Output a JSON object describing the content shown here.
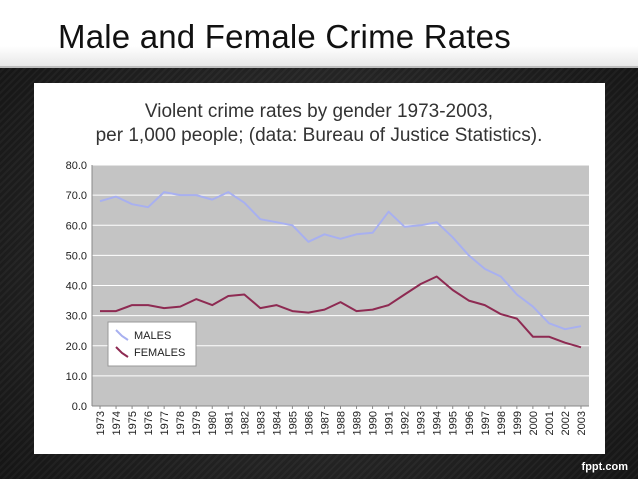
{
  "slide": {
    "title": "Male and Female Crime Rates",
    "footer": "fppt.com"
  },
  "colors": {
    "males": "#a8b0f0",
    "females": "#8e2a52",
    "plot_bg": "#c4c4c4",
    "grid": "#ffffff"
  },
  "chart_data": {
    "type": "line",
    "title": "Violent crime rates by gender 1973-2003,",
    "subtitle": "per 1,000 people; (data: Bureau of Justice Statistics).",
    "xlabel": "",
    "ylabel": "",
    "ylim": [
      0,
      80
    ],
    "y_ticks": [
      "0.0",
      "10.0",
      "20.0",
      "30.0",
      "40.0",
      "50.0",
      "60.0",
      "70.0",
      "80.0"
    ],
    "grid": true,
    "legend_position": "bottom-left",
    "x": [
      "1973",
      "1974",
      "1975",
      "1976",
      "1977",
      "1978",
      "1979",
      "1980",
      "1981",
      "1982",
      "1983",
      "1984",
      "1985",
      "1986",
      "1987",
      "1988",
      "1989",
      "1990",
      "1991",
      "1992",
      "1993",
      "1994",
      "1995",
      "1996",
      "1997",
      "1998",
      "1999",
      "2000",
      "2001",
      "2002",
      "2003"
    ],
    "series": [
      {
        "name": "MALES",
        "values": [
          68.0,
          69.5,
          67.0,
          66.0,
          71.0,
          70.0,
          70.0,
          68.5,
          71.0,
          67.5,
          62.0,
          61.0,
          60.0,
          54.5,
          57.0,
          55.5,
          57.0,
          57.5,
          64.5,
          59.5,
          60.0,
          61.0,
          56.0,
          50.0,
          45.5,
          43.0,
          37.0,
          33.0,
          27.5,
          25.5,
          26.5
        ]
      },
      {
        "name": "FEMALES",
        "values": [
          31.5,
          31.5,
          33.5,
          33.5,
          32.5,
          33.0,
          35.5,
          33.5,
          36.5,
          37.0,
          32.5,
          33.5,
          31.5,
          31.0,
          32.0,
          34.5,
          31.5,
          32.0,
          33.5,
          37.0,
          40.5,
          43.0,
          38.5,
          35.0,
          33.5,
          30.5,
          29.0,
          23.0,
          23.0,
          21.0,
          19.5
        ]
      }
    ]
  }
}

----

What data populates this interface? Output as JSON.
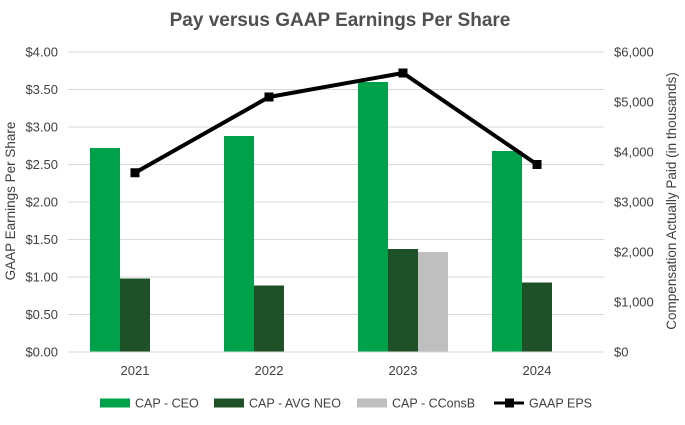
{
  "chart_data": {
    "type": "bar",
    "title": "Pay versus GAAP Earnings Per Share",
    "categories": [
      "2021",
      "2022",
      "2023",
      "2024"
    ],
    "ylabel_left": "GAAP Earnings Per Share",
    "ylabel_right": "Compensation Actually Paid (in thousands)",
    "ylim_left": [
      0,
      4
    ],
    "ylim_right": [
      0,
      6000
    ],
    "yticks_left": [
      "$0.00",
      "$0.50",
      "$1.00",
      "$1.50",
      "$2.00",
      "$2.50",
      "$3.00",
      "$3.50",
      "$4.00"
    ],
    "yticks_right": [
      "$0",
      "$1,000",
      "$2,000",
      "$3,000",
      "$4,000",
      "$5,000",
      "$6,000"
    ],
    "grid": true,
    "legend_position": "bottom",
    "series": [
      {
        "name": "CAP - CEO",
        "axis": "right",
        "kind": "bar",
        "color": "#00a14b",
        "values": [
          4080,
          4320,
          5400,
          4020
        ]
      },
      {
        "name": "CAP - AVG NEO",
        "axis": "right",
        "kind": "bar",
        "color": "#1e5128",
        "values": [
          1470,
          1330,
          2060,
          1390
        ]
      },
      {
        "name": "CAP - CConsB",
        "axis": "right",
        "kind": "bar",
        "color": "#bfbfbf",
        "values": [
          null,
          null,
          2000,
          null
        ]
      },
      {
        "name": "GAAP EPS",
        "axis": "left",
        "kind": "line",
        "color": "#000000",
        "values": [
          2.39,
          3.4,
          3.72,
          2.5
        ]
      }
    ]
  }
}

----

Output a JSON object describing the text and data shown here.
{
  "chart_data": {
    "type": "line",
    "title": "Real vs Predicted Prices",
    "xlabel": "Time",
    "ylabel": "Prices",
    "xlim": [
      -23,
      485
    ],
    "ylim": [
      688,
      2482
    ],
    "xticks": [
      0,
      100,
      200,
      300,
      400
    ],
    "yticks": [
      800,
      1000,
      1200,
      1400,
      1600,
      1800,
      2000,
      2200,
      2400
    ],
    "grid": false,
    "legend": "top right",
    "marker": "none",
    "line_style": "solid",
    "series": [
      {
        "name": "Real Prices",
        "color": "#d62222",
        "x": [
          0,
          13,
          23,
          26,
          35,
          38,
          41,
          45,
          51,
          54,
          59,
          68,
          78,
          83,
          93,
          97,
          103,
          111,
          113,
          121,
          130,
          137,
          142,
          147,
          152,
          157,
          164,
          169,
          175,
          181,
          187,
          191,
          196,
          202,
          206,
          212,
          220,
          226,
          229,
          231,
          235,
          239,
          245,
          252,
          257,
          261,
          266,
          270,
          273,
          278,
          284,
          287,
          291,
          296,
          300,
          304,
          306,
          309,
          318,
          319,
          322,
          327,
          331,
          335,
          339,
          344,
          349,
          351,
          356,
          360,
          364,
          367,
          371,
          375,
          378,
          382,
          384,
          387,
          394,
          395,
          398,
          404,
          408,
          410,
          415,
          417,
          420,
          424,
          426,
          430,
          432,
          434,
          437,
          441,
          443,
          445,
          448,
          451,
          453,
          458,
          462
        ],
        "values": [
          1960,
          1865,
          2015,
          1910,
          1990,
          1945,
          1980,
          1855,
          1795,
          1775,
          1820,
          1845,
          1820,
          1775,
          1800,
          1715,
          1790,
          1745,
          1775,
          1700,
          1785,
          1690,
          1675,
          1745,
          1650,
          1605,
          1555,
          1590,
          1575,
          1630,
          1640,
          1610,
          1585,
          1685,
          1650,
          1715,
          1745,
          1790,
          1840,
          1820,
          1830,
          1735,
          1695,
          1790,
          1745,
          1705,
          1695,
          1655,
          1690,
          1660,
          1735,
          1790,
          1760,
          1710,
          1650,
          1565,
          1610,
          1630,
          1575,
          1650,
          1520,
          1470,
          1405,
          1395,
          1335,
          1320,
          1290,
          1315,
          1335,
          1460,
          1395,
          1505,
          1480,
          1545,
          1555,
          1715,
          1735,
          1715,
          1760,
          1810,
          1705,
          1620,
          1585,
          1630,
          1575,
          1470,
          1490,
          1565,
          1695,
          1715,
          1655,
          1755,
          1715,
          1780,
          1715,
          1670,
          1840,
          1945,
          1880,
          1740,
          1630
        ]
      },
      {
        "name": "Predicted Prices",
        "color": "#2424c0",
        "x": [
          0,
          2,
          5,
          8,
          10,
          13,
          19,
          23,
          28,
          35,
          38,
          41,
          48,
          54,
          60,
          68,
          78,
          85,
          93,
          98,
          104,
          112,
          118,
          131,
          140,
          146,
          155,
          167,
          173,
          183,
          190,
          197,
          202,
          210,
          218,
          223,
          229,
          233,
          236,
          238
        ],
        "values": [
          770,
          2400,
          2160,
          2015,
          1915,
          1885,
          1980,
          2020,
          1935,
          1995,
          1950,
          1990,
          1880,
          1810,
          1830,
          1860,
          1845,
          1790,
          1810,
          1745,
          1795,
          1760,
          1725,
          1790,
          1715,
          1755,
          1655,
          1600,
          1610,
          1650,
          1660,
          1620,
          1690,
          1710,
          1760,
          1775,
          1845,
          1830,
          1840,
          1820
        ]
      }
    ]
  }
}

----

→ WHAT THE TASK ASKS: Out of the material above, gather each line where "grid" appears.

→ FINISHED ANSWER:
    "grid": "#ffffff"
    "grid": true,
    "grid": true,
    "grid": false,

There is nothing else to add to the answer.